Say how many lines contain the word "Ревизора". Only the number should be given.

Dataset items
---

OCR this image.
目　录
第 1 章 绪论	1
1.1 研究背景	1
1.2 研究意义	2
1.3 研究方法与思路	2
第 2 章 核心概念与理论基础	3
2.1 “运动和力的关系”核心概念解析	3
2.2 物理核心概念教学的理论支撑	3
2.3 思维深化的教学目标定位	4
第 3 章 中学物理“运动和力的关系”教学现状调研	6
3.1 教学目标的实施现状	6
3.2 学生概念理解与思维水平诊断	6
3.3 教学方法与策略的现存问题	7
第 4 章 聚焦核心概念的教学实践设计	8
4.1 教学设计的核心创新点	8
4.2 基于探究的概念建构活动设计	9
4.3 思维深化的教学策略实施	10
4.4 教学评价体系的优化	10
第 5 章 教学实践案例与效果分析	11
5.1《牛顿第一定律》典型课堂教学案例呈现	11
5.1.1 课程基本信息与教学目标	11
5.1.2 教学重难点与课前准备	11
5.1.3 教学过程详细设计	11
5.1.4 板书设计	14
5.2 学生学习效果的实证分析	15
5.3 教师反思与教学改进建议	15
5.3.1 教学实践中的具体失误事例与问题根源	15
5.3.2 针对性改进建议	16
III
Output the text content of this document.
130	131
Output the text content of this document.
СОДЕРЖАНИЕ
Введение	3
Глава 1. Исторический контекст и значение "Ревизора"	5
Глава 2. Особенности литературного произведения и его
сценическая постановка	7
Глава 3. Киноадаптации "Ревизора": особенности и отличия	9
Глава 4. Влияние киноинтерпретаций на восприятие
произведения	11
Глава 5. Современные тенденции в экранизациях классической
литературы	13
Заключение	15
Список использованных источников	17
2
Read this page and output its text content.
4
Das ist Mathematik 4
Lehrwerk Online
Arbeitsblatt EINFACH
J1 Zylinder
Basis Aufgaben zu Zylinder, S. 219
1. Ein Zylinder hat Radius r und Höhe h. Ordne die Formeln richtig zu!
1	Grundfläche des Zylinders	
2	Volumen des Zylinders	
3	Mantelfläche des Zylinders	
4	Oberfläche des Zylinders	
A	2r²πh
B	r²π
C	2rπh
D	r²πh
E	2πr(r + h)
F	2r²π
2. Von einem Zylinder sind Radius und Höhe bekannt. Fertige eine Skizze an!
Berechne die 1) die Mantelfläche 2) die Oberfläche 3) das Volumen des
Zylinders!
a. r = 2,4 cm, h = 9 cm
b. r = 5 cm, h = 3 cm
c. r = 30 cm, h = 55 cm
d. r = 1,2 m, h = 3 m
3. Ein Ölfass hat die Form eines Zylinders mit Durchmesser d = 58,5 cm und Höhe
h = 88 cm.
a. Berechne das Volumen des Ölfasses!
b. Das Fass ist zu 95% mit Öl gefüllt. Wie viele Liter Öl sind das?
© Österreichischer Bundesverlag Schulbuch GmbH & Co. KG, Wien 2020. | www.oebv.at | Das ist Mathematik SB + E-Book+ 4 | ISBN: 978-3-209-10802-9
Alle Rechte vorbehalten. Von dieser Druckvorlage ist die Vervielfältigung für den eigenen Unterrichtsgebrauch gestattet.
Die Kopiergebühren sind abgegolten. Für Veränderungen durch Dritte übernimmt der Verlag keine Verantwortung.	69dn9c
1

---

■ PROBLEM SOLUTION
2